• Dataset records:
======
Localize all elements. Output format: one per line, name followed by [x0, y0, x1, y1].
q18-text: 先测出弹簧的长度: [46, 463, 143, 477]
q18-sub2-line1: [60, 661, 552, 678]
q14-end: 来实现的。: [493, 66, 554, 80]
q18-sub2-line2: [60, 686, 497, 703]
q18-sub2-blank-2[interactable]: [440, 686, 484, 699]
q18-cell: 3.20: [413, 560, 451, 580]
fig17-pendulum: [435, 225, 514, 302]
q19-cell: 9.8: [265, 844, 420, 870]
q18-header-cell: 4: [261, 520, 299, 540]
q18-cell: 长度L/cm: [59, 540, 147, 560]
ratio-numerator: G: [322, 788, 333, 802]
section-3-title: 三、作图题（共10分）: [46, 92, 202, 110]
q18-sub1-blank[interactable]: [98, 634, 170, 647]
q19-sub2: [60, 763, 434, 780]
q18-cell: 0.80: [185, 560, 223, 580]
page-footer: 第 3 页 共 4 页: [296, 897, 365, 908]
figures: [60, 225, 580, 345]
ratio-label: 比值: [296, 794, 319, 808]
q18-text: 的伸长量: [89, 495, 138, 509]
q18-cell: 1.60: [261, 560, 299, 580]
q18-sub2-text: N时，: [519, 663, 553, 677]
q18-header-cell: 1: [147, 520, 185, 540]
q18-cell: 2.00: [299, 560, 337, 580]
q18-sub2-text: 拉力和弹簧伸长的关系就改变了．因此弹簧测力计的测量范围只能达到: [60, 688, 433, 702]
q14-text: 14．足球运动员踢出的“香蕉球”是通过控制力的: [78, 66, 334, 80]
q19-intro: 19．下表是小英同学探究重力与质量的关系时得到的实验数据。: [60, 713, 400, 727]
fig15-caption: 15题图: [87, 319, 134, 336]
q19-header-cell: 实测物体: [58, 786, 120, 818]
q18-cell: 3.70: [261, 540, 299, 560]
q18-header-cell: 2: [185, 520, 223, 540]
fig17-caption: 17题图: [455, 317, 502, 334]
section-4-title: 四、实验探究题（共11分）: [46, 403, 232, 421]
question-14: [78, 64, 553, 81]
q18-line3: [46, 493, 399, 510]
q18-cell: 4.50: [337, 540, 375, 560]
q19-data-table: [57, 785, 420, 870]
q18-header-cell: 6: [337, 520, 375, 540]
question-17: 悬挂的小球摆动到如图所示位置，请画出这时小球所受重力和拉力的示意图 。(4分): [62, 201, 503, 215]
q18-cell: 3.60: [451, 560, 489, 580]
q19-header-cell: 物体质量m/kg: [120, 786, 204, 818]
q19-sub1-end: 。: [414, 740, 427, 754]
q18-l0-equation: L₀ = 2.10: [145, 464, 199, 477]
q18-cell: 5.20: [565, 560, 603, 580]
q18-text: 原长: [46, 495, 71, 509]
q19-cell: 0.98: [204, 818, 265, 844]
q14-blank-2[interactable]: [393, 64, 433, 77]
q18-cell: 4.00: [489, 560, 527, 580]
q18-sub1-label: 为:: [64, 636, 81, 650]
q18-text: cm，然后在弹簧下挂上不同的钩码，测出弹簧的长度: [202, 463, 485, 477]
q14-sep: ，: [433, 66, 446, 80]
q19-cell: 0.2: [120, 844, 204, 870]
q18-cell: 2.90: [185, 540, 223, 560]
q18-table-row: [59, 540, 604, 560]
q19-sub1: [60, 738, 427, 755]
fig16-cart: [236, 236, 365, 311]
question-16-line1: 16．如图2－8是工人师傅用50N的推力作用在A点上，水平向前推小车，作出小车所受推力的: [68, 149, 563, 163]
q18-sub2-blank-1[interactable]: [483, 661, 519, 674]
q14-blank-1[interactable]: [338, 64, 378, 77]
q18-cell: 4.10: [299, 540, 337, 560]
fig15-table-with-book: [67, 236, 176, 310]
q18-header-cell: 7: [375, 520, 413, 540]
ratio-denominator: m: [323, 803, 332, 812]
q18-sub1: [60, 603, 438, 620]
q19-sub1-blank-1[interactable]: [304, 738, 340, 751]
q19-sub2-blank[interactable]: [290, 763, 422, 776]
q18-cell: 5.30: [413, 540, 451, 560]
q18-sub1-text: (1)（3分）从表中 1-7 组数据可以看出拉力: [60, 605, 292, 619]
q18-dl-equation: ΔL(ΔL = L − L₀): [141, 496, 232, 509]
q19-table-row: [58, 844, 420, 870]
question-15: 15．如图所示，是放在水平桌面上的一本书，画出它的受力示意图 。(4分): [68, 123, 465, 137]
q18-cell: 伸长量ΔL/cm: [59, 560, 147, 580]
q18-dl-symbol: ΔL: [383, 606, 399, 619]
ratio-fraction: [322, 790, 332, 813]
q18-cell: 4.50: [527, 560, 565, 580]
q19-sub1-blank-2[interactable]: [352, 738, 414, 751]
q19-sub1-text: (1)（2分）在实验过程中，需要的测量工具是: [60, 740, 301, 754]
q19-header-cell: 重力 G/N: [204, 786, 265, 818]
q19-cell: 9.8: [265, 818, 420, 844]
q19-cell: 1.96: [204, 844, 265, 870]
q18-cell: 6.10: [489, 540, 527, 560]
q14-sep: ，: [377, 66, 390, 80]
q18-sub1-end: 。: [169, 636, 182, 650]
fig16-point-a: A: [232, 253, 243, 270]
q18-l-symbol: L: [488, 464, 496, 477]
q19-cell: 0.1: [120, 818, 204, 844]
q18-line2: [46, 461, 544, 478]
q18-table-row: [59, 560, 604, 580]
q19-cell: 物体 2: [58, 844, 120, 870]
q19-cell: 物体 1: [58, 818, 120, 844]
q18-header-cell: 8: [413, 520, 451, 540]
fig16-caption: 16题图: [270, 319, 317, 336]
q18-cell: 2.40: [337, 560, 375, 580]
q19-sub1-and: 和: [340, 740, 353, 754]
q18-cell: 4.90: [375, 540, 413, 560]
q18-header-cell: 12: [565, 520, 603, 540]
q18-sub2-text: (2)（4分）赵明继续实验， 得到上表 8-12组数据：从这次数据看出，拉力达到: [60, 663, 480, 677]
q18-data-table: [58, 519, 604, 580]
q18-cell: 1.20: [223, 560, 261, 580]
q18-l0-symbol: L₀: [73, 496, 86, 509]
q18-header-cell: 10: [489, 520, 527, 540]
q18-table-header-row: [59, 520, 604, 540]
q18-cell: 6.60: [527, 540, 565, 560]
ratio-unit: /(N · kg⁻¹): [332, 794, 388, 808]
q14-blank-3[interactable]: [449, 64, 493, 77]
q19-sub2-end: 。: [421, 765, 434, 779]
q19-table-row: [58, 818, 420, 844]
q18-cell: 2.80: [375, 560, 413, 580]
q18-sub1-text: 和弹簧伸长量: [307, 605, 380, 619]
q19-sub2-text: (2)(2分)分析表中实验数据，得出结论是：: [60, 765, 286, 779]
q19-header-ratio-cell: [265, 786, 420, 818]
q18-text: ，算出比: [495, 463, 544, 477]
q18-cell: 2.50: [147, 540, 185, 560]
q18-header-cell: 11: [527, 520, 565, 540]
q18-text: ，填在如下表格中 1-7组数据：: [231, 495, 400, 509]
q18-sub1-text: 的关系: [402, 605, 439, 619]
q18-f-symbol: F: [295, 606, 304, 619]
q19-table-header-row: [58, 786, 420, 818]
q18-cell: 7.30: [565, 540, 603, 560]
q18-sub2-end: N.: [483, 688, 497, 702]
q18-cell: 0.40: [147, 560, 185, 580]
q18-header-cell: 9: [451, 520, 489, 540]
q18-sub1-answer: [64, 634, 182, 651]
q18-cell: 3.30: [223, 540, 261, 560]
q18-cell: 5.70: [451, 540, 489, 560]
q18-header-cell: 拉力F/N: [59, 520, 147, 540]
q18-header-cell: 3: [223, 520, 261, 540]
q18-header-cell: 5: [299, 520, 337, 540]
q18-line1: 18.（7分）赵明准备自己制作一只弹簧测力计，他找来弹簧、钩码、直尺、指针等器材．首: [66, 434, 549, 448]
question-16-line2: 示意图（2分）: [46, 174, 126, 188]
======
• Your instructions: Please write out the data word for word, from its first line through the line containing "201, 503, 215]", including both of those lines.

• Output of the exercise:
Localize all elements. Output format: one per line, name followed by [x0, y0, x1, y1].
q18-text: 先测出弹簧的长度: [46, 463, 143, 477]
q18-sub2-line1: [60, 661, 552, 678]
q14-end: 来实现的。: [493, 66, 554, 80]
q18-sub2-line2: [60, 686, 497, 703]
q18-sub2-blank-2[interactable]: [440, 686, 484, 699]
q18-cell: 3.20: [413, 560, 451, 580]
fig17-pendulum: [435, 225, 514, 302]
q19-cell: 9.8: [265, 844, 420, 870]
q18-header-cell: 4: [261, 520, 299, 540]
q18-cell: 长度L/cm: [59, 540, 147, 560]
ratio-numerator: G: [322, 788, 333, 802]
section-3-title: 三、作图题（共10分）: [46, 92, 202, 110]
q18-sub1-blank[interactable]: [98, 634, 170, 647]
q19-sub2: [60, 763, 434, 780]
q18-cell: 0.80: [185, 560, 223, 580]
page-footer: 第 3 页 共 4 页: [296, 897, 365, 908]
figures: [60, 225, 580, 345]
ratio-label: 比值: [296, 794, 319, 808]
q18-text: 的伸长量: [89, 495, 138, 509]
q18-cell: 1.60: [261, 560, 299, 580]
q18-sub2-text: N时，: [519, 663, 553, 677]
q18-header-cell: 1: [147, 520, 185, 540]
q18-cell: 2.00: [299, 560, 337, 580]
q18-sub2-text: 拉力和弹簧伸长的关系就改变了．因此弹簧测力计的测量范围只能达到: [60, 688, 433, 702]
q14-text: 14．足球运动员踢出的“香蕉球”是通过控制力的: [78, 66, 334, 80]
q19-intro: 19．下表是小英同学探究重力与质量的关系时得到的实验数据。: [60, 713, 400, 727]
fig15-caption: 15题图: [87, 319, 134, 336]
q19-header-cell: 实测物体: [58, 786, 120, 818]
q18-cell: 3.70: [261, 540, 299, 560]
q18-header-cell: 2: [185, 520, 223, 540]
fig17-caption: 17题图: [455, 317, 502, 334]
section-4-title: 四、实验探究题（共11分）: [46, 403, 232, 421]
question-14: [78, 64, 553, 81]
q18-line3: [46, 493, 399, 510]
q18-cell: 4.50: [337, 540, 375, 560]
q19-data-table: [57, 785, 420, 870]
q18-header-cell: 6: [337, 520, 375, 540]
question-17: 悬挂的小球摆动到如图所示位置，请画出这时小球所受重力和拉力的示意图 。(4分): [62, 201, 503, 215]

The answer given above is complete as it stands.